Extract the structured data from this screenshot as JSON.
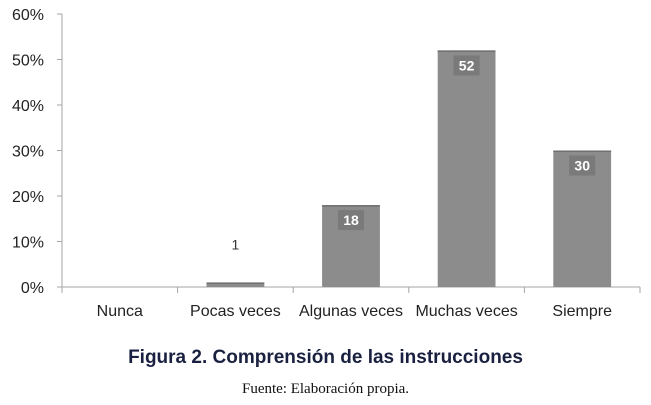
{
  "chart_data": {
    "type": "bar",
    "categories": [
      "Nunca",
      "Pocas veces",
      "Algunas veces",
      "Muchas veces",
      "Siempre"
    ],
    "values": [
      0,
      1,
      18,
      52,
      30
    ],
    "data_labels": [
      "",
      "1",
      "18",
      "52",
      "30"
    ],
    "ylim": [
      0,
      60
    ],
    "yticks": [
      0,
      10,
      20,
      30,
      40,
      50,
      60
    ],
    "ytick_labels": [
      "0%",
      "10%",
      "20%",
      "30%",
      "40%",
      "50%",
      "60%"
    ],
    "grid": false,
    "legend": "none",
    "bar_color": "#8c8c8c",
    "label_box_color": "#7a7a7a"
  },
  "caption": "Figura 2. Comprensión de las instrucciones",
  "source": "Fuente: Elaboración propia."
}
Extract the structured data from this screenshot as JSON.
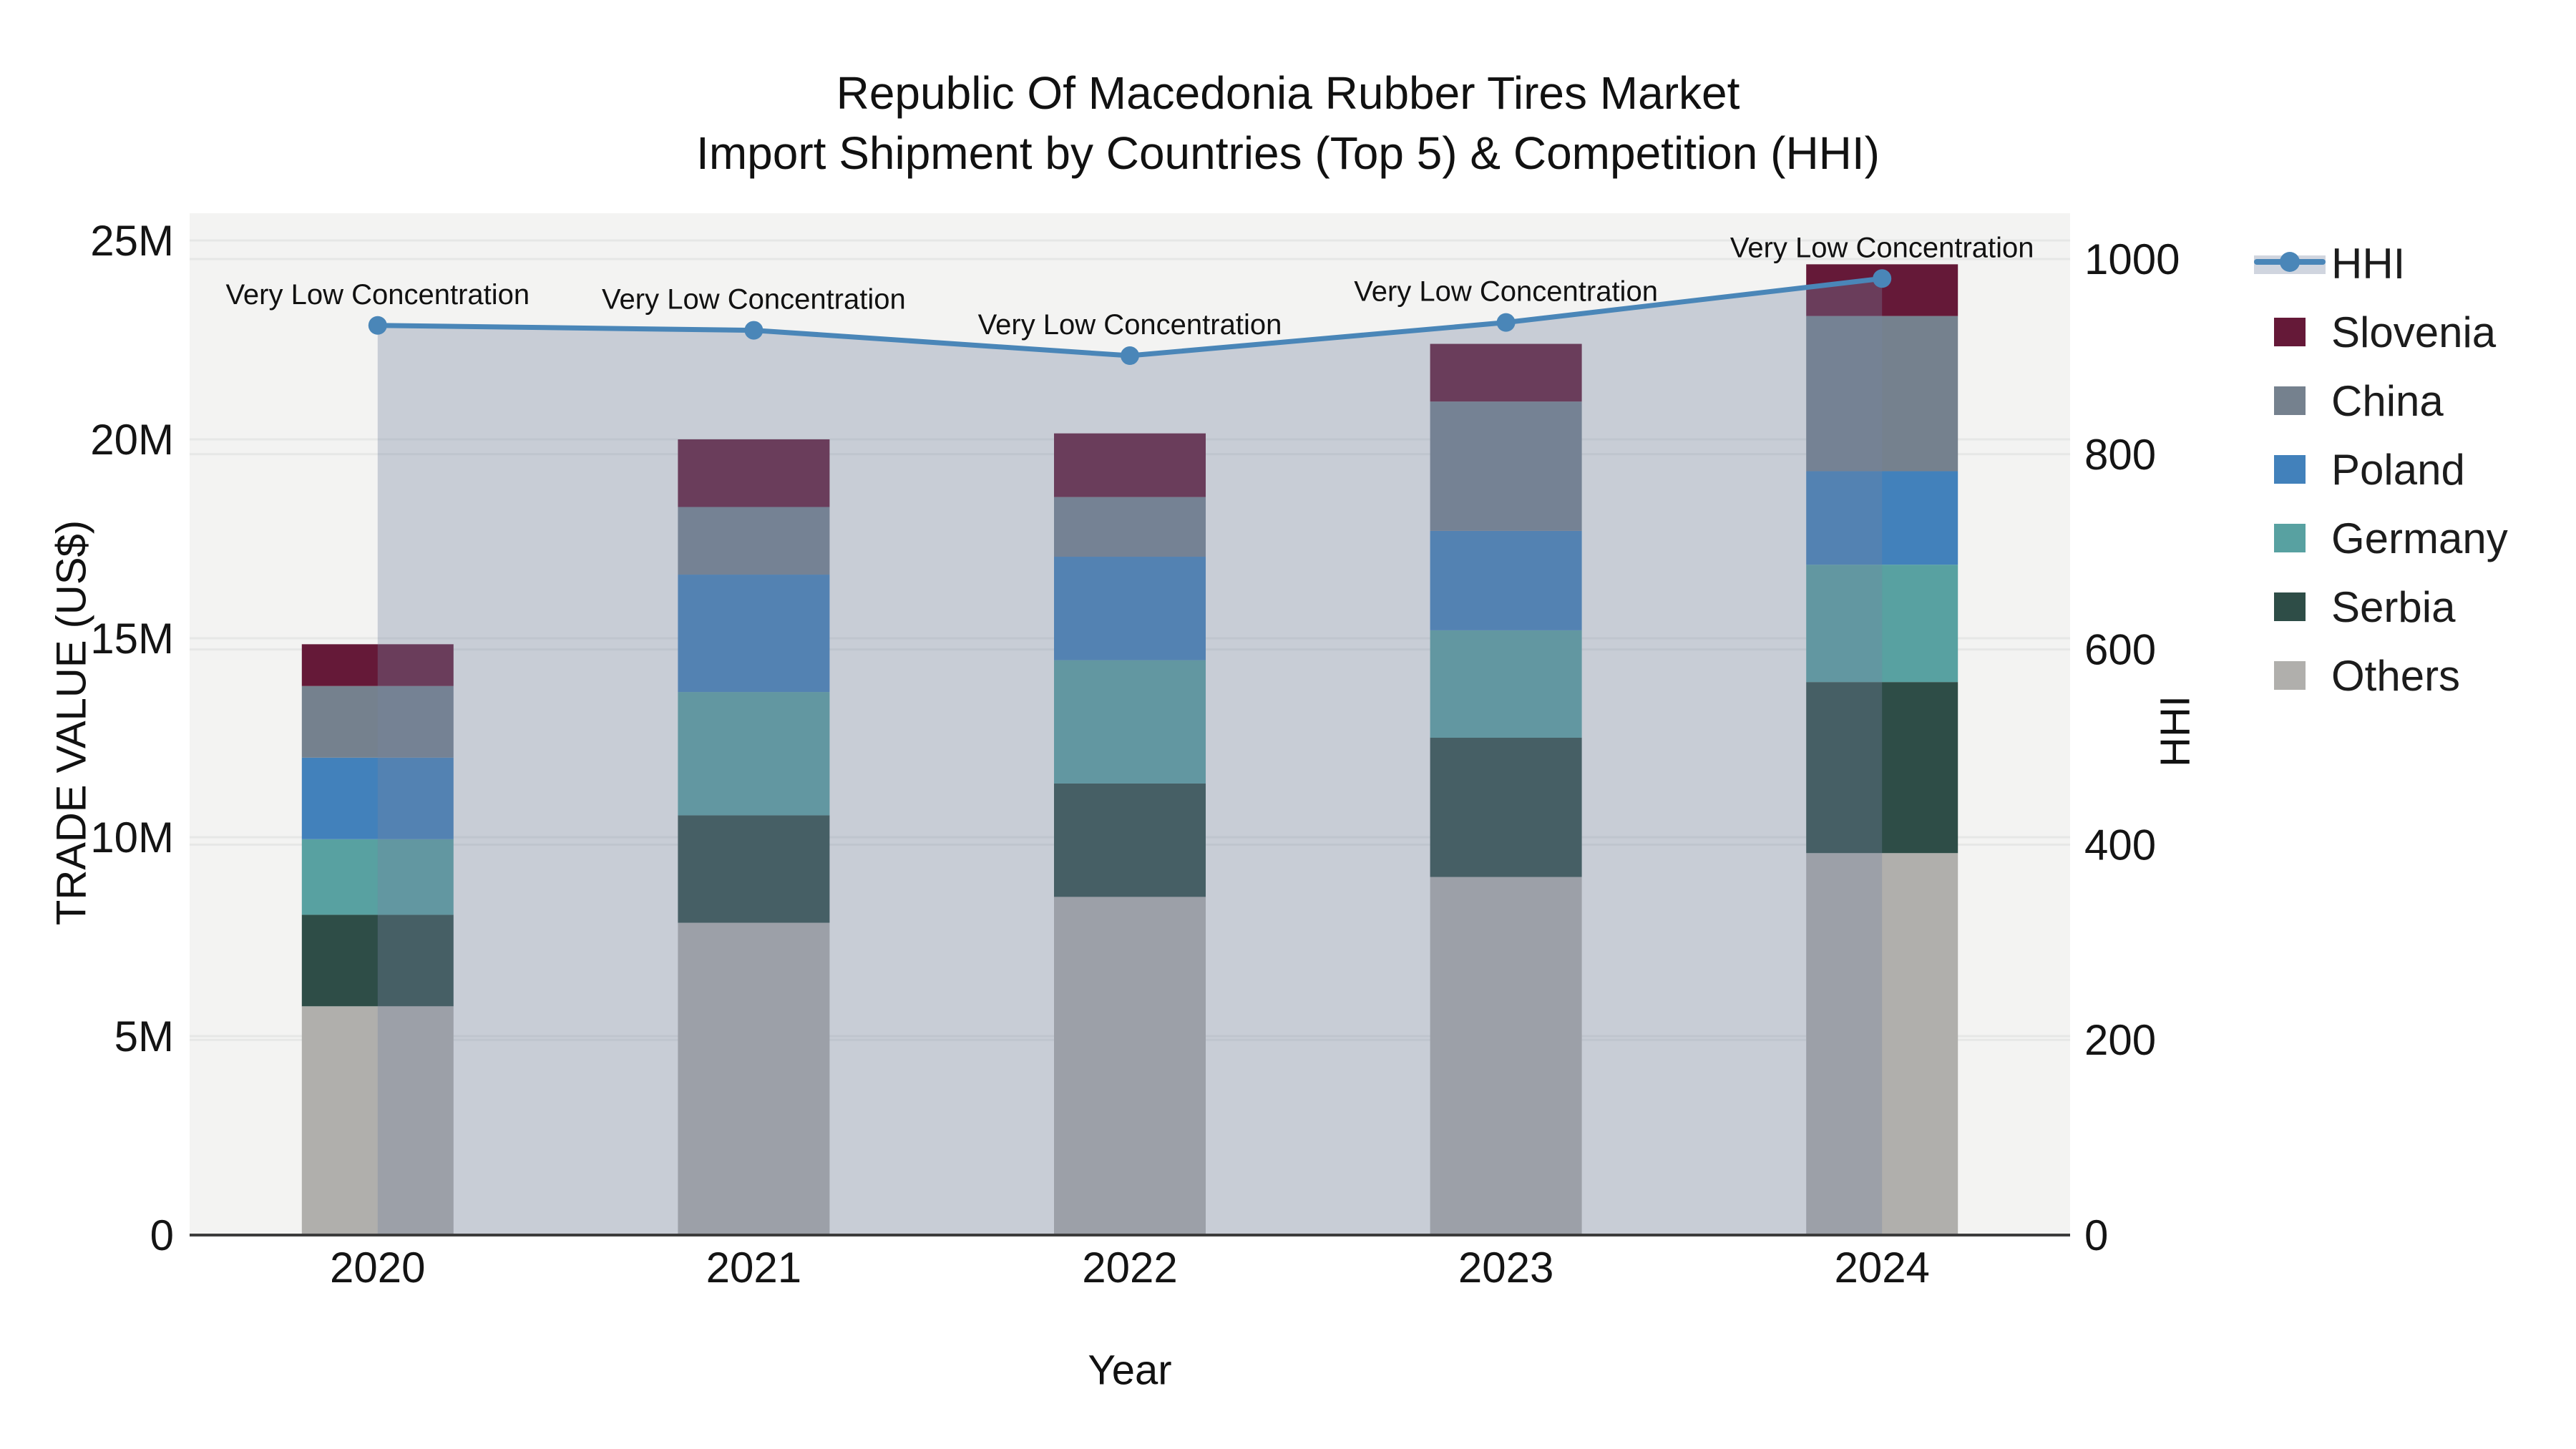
□ □ □ □ □
Print every record above exactly as written, leaving out the pictures.

Extract the structured data from this screenshot as JSON.
{
  "chart_data": {
    "type": "bar",
    "categories": [
      "Nunca",
      "Pocas veces",
      "Algunas veces",
      "Muchas veces",
      "Siempre"
    ],
    "values": [
      0,
      1,
      18,
      52,
      30
    ],
    "data_labels": [
      "",
      "1",
      "18",
      "52",
      "30"
    ],
    "ylim": [
      0,
      60
    ],
    "yticks": [
      0,
      10,
      20,
      30,
      40,
      50,
      60
    ],
    "ytick_labels": [
      "0%",
      "10%",
      "20%",
      "30%",
      "40%",
      "50%",
      "60%"
    ],
    "grid": false,
    "legend": "none",
    "bar_color": "#8c8c8c",
    "label_box_color": "#7a7a7a"
  },
  "caption": "Figura 2. Comprensión de las instrucciones",
  "source": "Fuente: Elaboración propia."
}
Extract the structured data from this screenshot as JSON.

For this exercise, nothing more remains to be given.